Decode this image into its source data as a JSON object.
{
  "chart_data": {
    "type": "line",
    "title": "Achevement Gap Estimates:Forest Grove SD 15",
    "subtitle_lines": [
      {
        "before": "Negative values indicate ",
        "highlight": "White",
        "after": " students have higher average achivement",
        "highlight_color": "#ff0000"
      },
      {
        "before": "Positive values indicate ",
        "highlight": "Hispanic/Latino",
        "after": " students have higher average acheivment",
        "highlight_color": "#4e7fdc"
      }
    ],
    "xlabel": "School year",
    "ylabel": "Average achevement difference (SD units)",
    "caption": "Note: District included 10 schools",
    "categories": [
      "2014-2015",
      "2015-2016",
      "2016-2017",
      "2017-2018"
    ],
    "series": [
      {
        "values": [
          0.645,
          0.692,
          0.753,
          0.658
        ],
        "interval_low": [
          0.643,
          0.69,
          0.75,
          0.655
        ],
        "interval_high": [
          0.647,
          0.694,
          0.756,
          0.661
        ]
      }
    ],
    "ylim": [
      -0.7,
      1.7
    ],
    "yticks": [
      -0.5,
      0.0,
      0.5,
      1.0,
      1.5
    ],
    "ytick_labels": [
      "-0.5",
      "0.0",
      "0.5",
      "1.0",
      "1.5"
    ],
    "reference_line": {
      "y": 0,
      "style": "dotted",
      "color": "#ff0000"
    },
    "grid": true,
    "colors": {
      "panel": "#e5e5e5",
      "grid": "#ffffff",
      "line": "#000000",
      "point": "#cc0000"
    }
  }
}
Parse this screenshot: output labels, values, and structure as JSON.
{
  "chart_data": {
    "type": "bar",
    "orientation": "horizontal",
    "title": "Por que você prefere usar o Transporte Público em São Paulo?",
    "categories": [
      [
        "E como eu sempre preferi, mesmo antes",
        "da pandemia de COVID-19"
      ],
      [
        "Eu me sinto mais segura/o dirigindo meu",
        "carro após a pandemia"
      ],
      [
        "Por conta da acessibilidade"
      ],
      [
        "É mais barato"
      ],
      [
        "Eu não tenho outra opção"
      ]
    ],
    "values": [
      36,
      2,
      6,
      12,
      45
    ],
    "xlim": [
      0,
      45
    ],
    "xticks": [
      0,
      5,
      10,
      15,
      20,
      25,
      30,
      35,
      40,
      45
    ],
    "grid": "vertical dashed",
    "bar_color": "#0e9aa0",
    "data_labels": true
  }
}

## What you will do
Repeat every entry exactly as written above.

## Result
Decode this image into its source data as a JSON object.
{
  "chart_data": {
    "type": "line",
    "title": "Achevement Gap Estimates:Forest Grove SD 15",
    "subtitle_lines": [
      {
        "before": "Negative values indicate ",
        "highlight": "White",
        "after": " students have higher average achivement",
        "highlight_color": "#ff0000"
      },
      {
        "before": "Positive values indicate ",
        "highlight": "Hispanic/Latino",
        "after": " students have higher average acheivment",
        "highlight_color": "#4e7fdc"
      }
    ],
    "xlabel": "School year",
    "ylabel": "Average achevement difference (SD units)",
    "caption": "Note: District included 10 schools",
    "categories": [
      "2014-2015",
      "2015-2016",
      "2016-2017",
      "2017-2018"
    ],
    "series": [
      {
        "values": [
          0.645,
          0.692,
          0.753,
          0.658
        ],
        "interval_low": [
          0.643,
          0.69,
          0.75,
          0.655
        ],
        "interval_high": [
          0.647,
          0.694,
          0.756,
          0.661
        ]
      }
    ],
    "ylim": [
      -0.7,
      1.7
    ],
    "yticks": [
      -0.5,
      0.0,
      0.5,
      1.0,
      1.5
    ],
    "ytick_labels": [
      "-0.5",
      "0.0",
      "0.5",
      "1.0",
      "1.5"
    ],
    "reference_line": {
      "y": 0,
      "style": "dotted",
      "color": "#ff0000"
    },
    "grid": true,
    "colors": {
      "panel": "#e5e5e5",
      "grid": "#ffffff",
      "line": "#000000",
      "point": "#cc0000"
    }
  }
}
Parse this screenshot: output labels, values, and structure as JSON.
{
  "chart_data": {
    "type": "bar",
    "orientation": "horizontal",
    "title": "Por que você prefere usar o Transporte Público em São Paulo?",
    "categories": [
      [
        "E como eu sempre preferi, mesmo antes",
        "da pandemia de COVID-19"
      ],
      [
        "Eu me sinto mais segura/o dirigindo meu",
        "carro após a pandemia"
      ],
      [
        "Por conta da acessibilidade"
      ],
      [
        "É mais barato"
      ],
      [
        "Eu não tenho outra opção"
      ]
    ],
    "values": [
      36,
      2,
      6,
      12,
      45
    ],
    "xlim": [
      0,
      45
    ],
    "xticks": [
      0,
      5,
      10,
      15,
      20,
      25,
      30,
      35,
      40,
      45
    ],
    "grid": "vertical dashed",
    "bar_color": "#0e9aa0",
    "data_labels": true
  }
}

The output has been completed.